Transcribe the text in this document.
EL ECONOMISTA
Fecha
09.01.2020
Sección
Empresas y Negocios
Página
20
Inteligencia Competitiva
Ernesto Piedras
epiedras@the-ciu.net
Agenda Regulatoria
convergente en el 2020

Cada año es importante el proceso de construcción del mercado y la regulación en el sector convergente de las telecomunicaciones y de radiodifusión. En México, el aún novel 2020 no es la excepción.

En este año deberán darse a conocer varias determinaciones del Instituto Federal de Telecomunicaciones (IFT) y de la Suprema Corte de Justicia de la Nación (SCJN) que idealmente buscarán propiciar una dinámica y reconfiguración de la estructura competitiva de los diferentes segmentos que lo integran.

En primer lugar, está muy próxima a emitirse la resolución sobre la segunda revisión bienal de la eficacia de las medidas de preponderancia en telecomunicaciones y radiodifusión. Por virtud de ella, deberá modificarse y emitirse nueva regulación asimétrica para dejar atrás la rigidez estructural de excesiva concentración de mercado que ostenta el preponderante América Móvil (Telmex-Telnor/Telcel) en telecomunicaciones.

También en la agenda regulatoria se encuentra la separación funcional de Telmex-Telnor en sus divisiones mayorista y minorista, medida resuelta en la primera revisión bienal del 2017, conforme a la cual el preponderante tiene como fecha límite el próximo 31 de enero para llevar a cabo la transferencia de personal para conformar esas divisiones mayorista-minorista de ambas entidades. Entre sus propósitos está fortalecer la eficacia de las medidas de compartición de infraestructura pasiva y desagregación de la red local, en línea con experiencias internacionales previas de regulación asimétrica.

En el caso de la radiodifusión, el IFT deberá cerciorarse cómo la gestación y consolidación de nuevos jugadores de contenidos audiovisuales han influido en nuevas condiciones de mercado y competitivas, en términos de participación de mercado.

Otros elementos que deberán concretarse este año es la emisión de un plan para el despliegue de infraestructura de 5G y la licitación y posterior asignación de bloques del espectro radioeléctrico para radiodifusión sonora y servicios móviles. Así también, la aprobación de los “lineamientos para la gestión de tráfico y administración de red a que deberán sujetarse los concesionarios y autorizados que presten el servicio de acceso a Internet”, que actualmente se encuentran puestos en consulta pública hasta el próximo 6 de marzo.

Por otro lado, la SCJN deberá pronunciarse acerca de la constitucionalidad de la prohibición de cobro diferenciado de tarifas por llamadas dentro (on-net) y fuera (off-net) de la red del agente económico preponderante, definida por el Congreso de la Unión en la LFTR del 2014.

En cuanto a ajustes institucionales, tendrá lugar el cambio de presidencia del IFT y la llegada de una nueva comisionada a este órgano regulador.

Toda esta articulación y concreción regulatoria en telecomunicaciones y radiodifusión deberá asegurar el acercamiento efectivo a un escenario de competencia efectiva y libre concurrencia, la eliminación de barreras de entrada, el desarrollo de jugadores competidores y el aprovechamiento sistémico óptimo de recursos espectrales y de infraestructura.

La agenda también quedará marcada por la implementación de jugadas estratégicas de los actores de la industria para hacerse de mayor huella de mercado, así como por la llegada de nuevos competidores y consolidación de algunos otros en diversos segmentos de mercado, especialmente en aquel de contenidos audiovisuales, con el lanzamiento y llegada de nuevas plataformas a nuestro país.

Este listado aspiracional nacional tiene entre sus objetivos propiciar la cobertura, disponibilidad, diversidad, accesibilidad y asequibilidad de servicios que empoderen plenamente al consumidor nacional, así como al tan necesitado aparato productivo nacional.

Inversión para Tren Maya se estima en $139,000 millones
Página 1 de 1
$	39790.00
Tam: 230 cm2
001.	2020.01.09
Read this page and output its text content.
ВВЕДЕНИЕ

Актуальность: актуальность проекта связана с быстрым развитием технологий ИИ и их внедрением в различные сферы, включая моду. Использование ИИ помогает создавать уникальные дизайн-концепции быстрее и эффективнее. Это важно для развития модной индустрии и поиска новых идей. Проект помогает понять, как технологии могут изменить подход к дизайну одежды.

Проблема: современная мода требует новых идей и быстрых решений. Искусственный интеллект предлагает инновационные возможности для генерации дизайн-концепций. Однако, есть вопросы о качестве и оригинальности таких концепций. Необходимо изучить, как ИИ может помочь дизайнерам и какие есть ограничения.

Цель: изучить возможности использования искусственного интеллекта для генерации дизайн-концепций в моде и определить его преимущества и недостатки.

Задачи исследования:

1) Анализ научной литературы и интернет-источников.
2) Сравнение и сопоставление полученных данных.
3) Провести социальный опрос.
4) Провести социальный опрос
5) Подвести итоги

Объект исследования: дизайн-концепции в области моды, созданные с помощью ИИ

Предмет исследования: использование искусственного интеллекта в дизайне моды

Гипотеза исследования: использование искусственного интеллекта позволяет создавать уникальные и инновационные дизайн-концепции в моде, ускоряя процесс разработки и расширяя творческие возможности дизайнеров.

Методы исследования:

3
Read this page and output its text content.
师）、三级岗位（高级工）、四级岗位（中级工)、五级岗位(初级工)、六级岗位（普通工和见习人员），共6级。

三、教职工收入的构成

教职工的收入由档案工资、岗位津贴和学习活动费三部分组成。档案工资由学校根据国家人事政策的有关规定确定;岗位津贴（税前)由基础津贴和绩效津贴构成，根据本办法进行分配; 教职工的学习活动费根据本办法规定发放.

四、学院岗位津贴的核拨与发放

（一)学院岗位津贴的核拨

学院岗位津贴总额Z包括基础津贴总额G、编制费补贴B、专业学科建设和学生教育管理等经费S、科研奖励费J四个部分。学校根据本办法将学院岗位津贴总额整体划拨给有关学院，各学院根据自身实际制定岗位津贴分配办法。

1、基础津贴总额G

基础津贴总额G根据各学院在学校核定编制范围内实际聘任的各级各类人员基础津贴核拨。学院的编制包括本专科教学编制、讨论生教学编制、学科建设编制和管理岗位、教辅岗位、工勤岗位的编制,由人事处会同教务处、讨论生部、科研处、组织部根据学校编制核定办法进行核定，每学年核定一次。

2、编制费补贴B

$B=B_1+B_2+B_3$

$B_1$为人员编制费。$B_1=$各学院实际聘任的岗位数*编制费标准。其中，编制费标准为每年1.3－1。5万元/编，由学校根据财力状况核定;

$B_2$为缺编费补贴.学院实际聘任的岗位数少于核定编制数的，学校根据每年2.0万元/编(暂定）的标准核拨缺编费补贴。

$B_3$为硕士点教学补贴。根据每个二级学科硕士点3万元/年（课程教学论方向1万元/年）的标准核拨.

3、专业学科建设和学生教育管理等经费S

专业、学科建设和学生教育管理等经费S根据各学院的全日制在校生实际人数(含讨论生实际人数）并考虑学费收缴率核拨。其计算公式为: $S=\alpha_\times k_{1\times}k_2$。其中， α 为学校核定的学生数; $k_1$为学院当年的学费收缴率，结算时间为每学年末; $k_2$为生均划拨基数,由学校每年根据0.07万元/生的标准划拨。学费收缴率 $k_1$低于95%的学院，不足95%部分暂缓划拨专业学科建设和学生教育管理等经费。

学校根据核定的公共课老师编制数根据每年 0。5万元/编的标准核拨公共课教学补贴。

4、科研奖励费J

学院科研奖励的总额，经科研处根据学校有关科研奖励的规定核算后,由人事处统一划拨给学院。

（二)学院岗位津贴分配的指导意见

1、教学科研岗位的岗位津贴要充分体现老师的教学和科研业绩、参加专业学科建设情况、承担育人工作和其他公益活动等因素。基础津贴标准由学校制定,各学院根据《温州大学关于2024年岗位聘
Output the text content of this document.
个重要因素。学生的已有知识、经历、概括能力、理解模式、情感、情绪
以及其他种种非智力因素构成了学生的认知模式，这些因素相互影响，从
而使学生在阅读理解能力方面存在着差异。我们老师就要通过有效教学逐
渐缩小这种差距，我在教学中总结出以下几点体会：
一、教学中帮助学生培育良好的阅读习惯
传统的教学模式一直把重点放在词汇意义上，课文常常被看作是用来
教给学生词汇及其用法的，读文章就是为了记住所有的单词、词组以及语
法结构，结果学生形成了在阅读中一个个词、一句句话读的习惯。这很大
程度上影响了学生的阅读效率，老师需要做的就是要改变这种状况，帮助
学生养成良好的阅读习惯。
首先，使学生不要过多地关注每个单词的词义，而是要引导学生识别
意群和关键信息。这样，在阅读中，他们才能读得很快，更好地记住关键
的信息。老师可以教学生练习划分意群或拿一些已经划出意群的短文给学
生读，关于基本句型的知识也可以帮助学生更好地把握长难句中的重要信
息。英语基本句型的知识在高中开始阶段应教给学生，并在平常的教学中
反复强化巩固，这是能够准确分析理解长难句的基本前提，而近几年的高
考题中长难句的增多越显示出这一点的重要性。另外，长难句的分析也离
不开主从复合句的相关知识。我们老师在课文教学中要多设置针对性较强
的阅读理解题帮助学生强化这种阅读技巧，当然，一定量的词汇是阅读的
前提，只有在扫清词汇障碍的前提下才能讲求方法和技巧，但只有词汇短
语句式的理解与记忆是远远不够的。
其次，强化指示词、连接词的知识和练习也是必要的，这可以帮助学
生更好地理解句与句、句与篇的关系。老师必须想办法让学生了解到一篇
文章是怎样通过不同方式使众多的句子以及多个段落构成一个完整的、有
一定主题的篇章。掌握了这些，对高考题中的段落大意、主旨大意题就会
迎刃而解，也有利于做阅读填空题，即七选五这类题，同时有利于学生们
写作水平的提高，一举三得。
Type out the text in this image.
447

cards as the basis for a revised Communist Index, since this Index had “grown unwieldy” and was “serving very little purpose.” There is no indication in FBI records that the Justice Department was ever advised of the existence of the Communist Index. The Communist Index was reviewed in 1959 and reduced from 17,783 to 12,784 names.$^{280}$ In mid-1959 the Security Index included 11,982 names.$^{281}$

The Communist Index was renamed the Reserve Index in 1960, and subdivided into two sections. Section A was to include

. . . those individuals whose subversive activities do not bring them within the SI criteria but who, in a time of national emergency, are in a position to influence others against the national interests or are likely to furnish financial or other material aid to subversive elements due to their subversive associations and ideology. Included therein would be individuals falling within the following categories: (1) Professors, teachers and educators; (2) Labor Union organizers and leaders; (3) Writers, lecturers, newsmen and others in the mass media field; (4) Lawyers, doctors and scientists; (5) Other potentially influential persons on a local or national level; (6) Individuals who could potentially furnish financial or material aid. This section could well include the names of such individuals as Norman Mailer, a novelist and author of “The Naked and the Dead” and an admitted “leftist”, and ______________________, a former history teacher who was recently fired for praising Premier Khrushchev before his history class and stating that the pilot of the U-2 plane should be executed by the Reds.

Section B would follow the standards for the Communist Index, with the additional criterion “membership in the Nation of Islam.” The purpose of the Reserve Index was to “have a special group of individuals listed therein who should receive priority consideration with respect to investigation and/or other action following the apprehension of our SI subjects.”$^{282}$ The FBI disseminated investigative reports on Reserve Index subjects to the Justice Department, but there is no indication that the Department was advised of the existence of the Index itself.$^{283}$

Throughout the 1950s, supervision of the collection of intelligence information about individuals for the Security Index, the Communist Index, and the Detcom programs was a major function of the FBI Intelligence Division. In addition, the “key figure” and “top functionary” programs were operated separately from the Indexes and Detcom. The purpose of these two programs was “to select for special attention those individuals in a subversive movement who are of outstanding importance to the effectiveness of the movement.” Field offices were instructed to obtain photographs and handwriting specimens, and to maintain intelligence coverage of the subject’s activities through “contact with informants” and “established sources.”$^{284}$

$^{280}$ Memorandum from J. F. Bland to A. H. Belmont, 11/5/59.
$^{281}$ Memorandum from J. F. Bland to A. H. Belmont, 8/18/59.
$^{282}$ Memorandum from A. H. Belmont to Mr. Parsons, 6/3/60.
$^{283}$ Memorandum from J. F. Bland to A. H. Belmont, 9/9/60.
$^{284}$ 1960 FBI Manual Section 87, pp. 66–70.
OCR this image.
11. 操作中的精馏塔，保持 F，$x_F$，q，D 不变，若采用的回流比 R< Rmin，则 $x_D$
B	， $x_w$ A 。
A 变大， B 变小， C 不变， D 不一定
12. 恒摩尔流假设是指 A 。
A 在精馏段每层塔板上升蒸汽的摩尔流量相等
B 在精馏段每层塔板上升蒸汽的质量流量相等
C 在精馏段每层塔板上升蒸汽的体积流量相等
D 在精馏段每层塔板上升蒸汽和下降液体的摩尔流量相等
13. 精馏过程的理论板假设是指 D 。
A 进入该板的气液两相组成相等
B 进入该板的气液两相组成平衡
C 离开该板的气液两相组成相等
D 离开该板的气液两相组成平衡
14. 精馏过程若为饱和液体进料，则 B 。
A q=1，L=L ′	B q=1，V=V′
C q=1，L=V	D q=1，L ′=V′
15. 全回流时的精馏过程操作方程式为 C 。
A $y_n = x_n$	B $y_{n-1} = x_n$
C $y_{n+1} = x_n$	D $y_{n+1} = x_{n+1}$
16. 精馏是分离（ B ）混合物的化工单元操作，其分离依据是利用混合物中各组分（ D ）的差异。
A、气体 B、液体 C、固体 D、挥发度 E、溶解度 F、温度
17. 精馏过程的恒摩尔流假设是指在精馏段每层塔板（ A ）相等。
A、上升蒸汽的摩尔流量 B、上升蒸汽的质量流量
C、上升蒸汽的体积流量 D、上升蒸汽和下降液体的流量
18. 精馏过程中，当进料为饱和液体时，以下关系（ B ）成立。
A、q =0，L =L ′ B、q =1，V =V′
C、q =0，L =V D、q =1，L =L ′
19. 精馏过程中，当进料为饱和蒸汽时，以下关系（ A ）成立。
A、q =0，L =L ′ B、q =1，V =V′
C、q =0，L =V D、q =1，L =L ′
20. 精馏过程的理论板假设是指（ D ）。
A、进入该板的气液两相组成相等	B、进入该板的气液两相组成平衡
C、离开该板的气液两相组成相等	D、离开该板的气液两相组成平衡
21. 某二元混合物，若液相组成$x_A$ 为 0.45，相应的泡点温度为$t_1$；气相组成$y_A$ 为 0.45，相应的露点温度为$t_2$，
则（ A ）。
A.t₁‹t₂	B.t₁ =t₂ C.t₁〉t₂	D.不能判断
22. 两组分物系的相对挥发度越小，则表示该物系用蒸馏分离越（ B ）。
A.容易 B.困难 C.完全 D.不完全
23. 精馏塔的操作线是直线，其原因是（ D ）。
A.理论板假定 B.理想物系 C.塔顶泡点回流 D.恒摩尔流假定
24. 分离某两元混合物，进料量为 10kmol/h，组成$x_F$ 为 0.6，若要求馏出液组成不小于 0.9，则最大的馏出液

■ ■ ■

Instructions to follow
Find the lines holding "进入该板的气液两相组成相等" and list every one.

Answer to the task
A 进入该板的气液两相组成相等
A、进入该板的气液两相组成相等	B、进入该板的气液两相组成平衡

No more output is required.